* [Compiti ed esercizi]:
1 > Rispondi alle seguenti domande sul brano relativo alle contro-manifestazioni di Milano:
(a) Quale partito tiene oggi a Milano l'evento in questione?
(b) Oltre al Pd, di quale partito fanno parte gli esponenti che partecipano alle contro-manifestazioni?
(c) Di fronte a che cosa gli esponenti del partito di Elly Schlein citano la Carta?
2 > Prosegui il brano sulle contro-manifestazioni di Milano, partendo subito dopo l'ultima frase riportata.

* [Brano da leggere]:
..............................

Esistono varie ragioni per cui è semplicemente folle la decisione del Pd (e addirittura di alcuni esponenti di Forza Italia, in realtà) di partecipare alle contro-manifestazioni organizzate in occasione dell’evento che la Lega terrà oggi a Milano. Esistono ragioni più “alte”, perché ovviamente la libertà di pensiero è sacra e esprimerla è un diritto sacrosanto tutelato da quella Carta di cui gli stessi esponenti del partito di Elly Schlein si riempiono la bocca un numero imprecisato di volte al giorno di fronte ai taccuini dei giornalisti, fino ad arrivare al nostro più completo sfinimento.

..............................

* [Dati forniti]:
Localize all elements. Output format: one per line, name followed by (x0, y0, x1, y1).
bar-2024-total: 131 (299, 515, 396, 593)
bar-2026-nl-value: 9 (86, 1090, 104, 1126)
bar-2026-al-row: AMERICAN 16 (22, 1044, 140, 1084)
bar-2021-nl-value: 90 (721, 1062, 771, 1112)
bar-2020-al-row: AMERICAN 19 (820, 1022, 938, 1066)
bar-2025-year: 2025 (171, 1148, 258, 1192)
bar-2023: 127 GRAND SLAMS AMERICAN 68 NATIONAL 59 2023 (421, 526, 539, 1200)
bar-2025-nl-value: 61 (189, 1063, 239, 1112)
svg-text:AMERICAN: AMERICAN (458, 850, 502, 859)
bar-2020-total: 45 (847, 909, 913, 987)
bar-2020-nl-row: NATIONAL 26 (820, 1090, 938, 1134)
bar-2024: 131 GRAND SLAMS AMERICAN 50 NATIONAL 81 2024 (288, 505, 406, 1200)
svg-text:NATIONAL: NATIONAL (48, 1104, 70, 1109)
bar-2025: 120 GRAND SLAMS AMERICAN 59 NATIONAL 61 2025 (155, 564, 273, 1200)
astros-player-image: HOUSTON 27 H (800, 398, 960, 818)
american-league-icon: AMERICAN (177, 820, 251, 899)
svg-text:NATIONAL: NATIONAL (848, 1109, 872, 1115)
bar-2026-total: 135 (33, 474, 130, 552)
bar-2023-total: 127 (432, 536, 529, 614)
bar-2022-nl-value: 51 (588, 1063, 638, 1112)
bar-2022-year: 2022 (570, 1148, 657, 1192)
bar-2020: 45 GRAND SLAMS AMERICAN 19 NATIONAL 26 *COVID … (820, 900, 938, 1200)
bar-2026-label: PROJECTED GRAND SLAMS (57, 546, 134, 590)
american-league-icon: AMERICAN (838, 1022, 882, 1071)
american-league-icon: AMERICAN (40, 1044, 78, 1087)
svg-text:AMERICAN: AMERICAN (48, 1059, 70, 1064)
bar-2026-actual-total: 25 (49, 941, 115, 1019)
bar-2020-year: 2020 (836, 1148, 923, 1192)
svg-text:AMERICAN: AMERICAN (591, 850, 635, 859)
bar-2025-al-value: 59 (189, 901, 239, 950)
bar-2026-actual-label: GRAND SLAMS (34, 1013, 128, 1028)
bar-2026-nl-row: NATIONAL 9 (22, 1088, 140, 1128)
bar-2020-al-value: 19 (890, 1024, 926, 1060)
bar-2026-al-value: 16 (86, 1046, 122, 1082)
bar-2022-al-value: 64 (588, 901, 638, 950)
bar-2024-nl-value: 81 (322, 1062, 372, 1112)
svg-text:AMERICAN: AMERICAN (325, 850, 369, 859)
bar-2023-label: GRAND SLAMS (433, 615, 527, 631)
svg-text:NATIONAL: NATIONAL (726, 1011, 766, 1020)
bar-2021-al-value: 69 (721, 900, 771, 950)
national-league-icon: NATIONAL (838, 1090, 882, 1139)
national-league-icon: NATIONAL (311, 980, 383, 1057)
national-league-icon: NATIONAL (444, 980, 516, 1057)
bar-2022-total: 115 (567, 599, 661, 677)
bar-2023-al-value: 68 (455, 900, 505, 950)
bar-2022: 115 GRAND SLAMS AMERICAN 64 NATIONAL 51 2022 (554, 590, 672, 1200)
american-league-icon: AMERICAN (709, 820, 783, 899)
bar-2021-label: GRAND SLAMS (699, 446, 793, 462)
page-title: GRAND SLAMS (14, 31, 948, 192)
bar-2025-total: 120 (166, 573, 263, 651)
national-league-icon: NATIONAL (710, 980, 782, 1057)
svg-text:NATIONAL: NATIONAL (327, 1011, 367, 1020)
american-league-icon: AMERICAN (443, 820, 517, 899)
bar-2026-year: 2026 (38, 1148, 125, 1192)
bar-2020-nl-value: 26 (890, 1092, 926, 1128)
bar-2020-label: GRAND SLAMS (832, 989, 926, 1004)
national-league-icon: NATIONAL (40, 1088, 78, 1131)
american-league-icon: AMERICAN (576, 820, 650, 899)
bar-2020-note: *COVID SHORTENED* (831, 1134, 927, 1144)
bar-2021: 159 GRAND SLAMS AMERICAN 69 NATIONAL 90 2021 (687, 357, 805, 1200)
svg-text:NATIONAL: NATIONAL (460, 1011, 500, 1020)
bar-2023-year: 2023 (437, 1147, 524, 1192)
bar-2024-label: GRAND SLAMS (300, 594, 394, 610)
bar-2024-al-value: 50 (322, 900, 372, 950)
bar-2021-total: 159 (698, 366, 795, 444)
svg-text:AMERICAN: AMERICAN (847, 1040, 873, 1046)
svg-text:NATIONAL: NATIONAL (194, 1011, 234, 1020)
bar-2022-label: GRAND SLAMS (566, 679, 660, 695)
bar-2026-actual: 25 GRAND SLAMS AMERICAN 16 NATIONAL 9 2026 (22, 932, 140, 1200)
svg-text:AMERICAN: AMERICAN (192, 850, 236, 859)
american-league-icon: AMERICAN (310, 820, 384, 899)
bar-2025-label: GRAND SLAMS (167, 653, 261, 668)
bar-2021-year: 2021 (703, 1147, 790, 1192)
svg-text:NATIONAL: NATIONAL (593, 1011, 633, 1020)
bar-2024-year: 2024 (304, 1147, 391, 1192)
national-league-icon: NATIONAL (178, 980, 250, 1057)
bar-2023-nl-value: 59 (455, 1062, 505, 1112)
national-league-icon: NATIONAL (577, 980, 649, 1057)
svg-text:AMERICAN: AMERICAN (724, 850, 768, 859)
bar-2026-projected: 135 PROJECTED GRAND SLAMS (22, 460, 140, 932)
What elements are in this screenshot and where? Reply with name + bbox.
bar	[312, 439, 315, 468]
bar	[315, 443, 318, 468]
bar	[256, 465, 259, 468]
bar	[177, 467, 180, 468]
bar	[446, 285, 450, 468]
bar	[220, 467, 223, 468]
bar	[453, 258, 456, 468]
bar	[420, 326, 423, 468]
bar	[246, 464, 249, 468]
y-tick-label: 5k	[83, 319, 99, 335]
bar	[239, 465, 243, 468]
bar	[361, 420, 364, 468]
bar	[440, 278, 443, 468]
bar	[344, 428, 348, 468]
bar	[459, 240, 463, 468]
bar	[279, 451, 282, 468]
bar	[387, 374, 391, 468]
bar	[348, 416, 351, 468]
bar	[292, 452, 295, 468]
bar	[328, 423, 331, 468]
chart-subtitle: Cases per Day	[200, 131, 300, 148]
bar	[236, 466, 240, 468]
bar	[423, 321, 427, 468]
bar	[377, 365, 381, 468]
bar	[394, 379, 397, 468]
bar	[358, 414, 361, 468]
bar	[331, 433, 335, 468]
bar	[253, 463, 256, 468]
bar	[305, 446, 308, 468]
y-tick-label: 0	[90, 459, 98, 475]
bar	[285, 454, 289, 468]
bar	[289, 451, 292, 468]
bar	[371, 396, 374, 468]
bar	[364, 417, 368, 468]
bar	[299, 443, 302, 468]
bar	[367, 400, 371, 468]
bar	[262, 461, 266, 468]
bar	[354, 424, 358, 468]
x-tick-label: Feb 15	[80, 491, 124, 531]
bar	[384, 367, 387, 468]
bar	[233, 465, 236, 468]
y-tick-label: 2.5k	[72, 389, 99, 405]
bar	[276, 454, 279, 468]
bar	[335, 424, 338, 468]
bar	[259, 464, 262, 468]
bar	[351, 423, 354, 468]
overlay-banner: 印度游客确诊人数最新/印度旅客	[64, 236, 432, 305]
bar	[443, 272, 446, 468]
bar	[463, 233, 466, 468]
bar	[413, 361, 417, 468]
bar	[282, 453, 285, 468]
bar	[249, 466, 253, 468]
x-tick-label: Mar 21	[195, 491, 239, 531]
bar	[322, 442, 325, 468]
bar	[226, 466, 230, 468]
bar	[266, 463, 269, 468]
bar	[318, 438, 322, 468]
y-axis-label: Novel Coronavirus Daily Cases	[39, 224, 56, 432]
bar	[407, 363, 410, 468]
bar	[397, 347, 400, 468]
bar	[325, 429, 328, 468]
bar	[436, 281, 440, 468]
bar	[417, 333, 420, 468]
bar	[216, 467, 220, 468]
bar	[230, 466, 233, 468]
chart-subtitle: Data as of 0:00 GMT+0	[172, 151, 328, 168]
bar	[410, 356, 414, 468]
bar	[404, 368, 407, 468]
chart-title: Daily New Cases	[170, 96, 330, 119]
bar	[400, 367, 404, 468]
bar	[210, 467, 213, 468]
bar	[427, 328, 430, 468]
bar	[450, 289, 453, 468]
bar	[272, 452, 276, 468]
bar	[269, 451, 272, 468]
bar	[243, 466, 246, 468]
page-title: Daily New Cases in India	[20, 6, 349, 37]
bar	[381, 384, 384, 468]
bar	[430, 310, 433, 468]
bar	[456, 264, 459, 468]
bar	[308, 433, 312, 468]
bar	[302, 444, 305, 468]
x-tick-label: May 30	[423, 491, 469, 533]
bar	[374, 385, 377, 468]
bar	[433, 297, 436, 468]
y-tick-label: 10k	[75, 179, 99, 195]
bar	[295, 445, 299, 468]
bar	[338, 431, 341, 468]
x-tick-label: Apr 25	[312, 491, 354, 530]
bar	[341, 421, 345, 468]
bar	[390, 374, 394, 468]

..............................

* [Risposte ai compiti]:
1 >
(a) La Lega.
(b) Forza Italia.
(c) Di fronte ai taccuini dei giornalisti.

2 >
Sicuramente anche gli esponenti Pd ricorderanno che il diritto a contro-manifestare non gode della stessa fortuna di quello a manifestare per quanto riguarda le tutele costituzionali, si tratta più che altro di un vizio della politica italiana (tutti ricorderanno gli assalti ai comizi di Silvio Berlusconi). Un vizio che purtroppo comporta anche dei rischi.
Al di là della teoria, infatti, esistono anche ragioni pratiche per cui i Dem avrebbero dovuto evitare di infilarsi in questo delirio. Oggi sfileranno ben 3 contro-cortei. Uno organizzato dai pro-Pal, uno dalle associazioni con Anpi e Pd e l’ultimo – per distacco quello più preoccupante – dai centri sociali milanesi.